Exercise requirements: Pictures stay out of your copy, but everything else in the records below must be repeated exactly.
----- Input for this task
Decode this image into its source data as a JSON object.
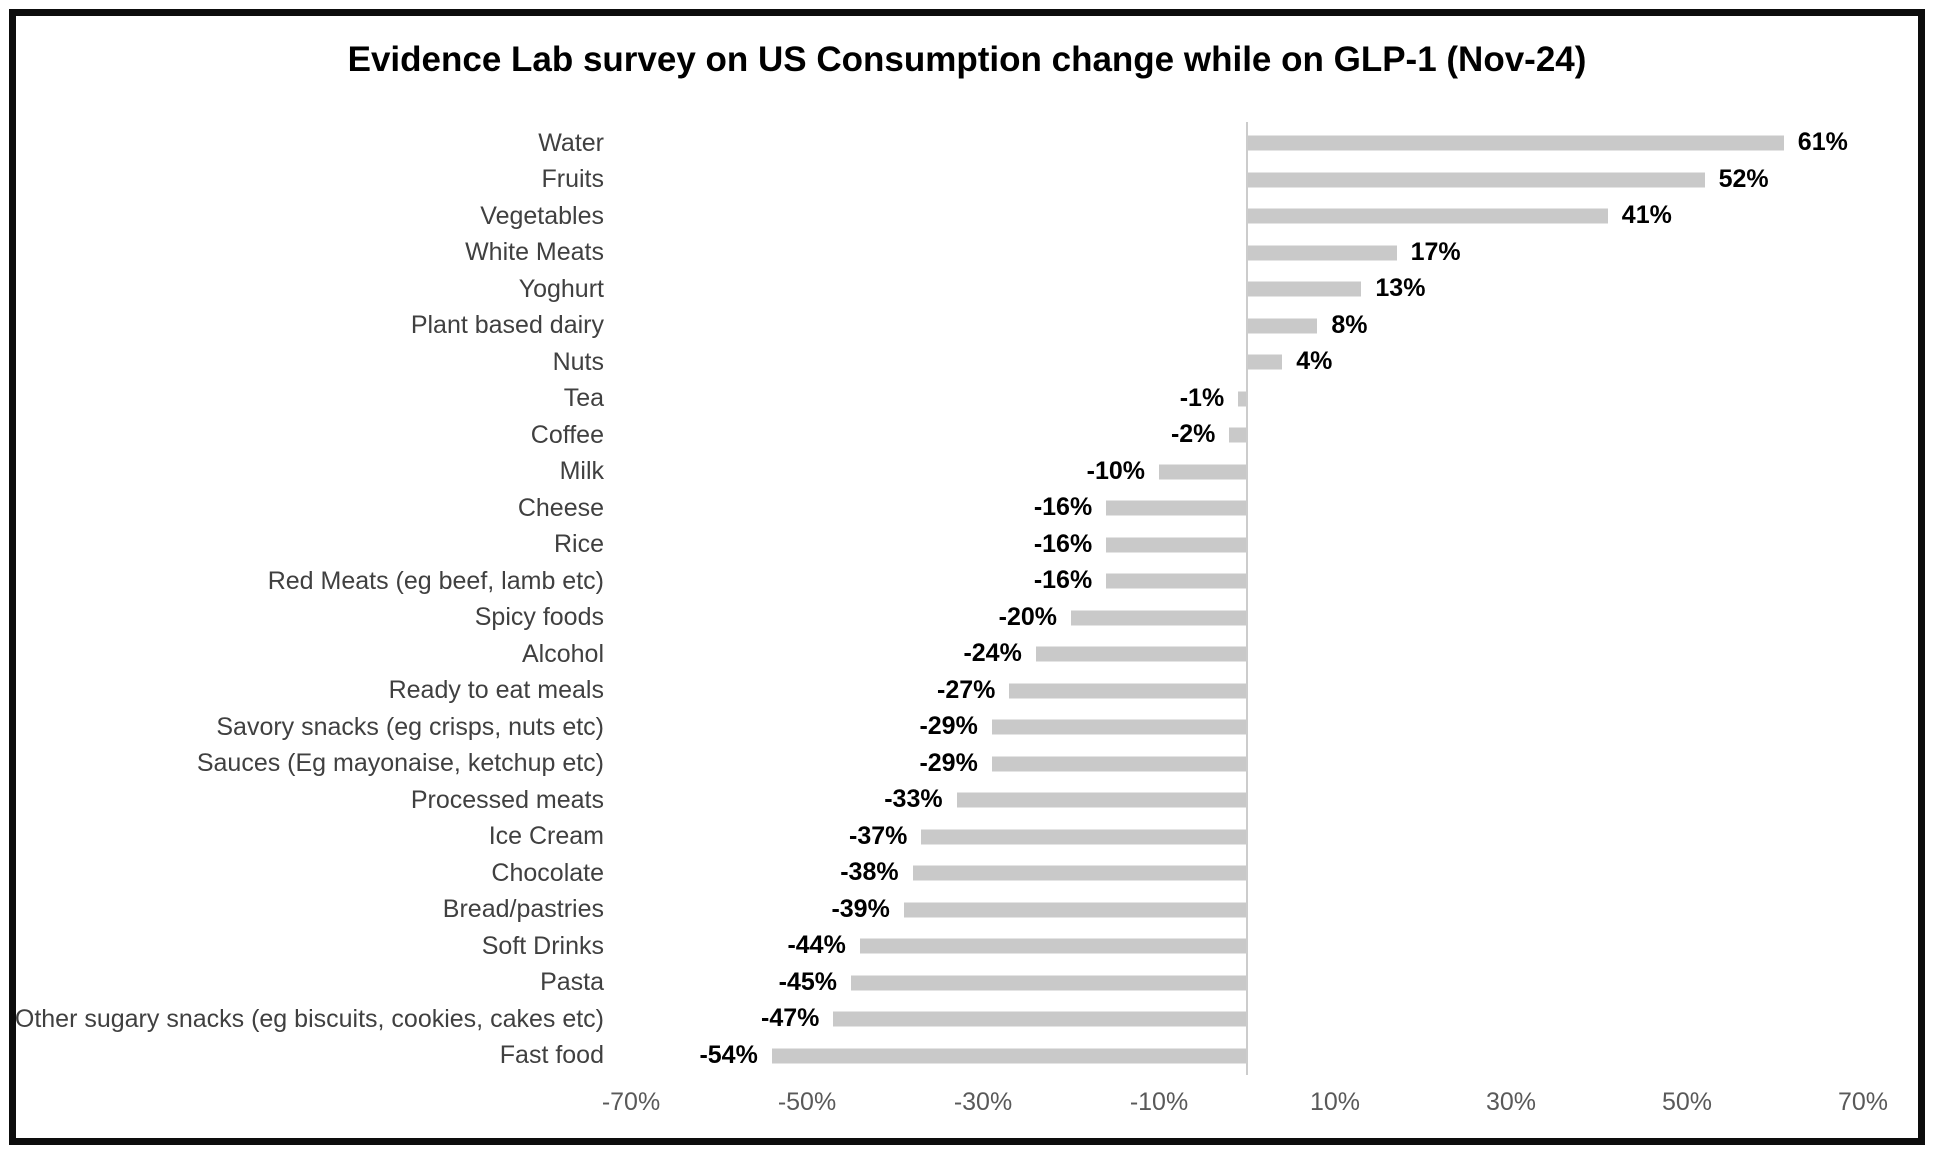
{
  "title": "Evidence Lab survey on US Consumption change while on GLP-1 (Nov-24)",
  "chart_data": {
    "type": "bar",
    "orientation": "horizontal",
    "title": "Evidence Lab survey on US Consumption change while on GLP-1 (Nov-24)",
    "categories": [
      "Water",
      "Fruits",
      "Vegetables",
      "White Meats",
      "Yoghurt",
      "Plant based dairy",
      "Nuts",
      "Tea",
      "Coffee",
      "Milk",
      "Cheese",
      "Rice",
      "Red Meats (eg beef, lamb etc)",
      "Spicy foods",
      "Alcohol",
      "Ready to eat meals",
      "Savory snacks (eg crisps, nuts etc)",
      "Sauces (Eg mayonaise, ketchup etc)",
      "Processed meats",
      "Ice Cream",
      "Chocolate",
      "Bread/pastries",
      "Soft Drinks",
      "Pasta",
      "Other sugary snacks (eg biscuits, cookies, cakes etc)",
      "Fast food"
    ],
    "values": [
      61,
      52,
      41,
      17,
      13,
      8,
      4,
      -1,
      -2,
      -10,
      -16,
      -16,
      -16,
      -20,
      -24,
      -27,
      -29,
      -29,
      -33,
      -37,
      -38,
      -39,
      -44,
      -45,
      -47,
      -54
    ],
    "value_labels": [
      "61%",
      "52%",
      "41%",
      "17%",
      "13%",
      "8%",
      "4%",
      "-1%",
      "-2%",
      "-10%",
      "-16%",
      "-16%",
      "-16%",
      "-20%",
      "-24%",
      "-27%",
      "-29%",
      "-29%",
      "-33%",
      "-37%",
      "-38%",
      "-39%",
      "-44%",
      "-45%",
      "-47%",
      "-54%"
    ],
    "xlabel": "",
    "ylabel": "",
    "xlim": [
      -70,
      70
    ],
    "x_tick_labels": [
      "-70%",
      "-50%",
      "-30%",
      "-10%",
      "10%",
      "30%",
      "50%",
      "70%"
    ],
    "x_tick_values": [
      -70,
      -50,
      -30,
      -10,
      10,
      30,
      50,
      70
    ],
    "bar_color": "#c9c9c9",
    "axis_line_color": "#cccccc",
    "grid": false,
    "legend": false
  }
}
----------
Reply to the exercise:
Decode this image into its source data as a JSON object.
{
  "title": "Evidence Lab survey on US Consumption change while on GLP-1 (Nov-24)",
  "chart_data": {
    "type": "bar",
    "orientation": "horizontal",
    "title": "Evidence Lab survey on US Consumption change while on GLP-1 (Nov-24)",
    "categories": [
      "Water",
      "Fruits",
      "Vegetables",
      "White Meats",
      "Yoghurt",
      "Plant based dairy",
      "Nuts",
      "Tea",
      "Coffee",
      "Milk",
      "Cheese",
      "Rice",
      "Red Meats (eg beef, lamb etc)",
      "Spicy foods",
      "Alcohol",
      "Ready to eat meals",
      "Savory snacks (eg crisps, nuts etc)",
      "Sauces (Eg mayonaise, ketchup etc)",
      "Processed meats",
      "Ice Cream",
      "Chocolate",
      "Bread/pastries",
      "Soft Drinks",
      "Pasta",
      "Other sugary snacks (eg biscuits, cookies, cakes etc)",
      "Fast food"
    ],
    "values": [
      61,
      52,
      41,
      17,
      13,
      8,
      4,
      -1,
      -2,
      -10,
      -16,
      -16,
      -16,
      -20,
      -24,
      -27,
      -29,
      -29,
      -33,
      -37,
      -38,
      -39,
      -44,
      -45,
      -47,
      -54
    ],
    "value_labels": [
      "61%",
      "52%",
      "41%",
      "17%",
      "13%",
      "8%",
      "4%",
      "-1%",
      "-2%",
      "-10%",
      "-16%",
      "-16%",
      "-16%",
      "-20%",
      "-24%",
      "-27%",
      "-29%",
      "-29%",
      "-33%",
      "-37%",
      "-38%",
      "-39%",
      "-44%",
      "-45%",
      "-47%",
      "-54%"
    ],
    "xlabel": "",
    "ylabel": "",
    "xlim": [
      -70,
      70
    ],
    "x_tick_labels": [
      "-70%",
      "-50%",
      "-30%",
      "-10%",
      "10%",
      "30%",
      "50%",
      "70%"
    ],
    "x_tick_values": [
      -70,
      -50,
      -30,
      -10,
      10,
      30,
      50,
      70
    ],
    "bar_color": "#c9c9c9",
    "axis_line_color": "#cccccc",
    "grid": false,
    "legend": false
  }
}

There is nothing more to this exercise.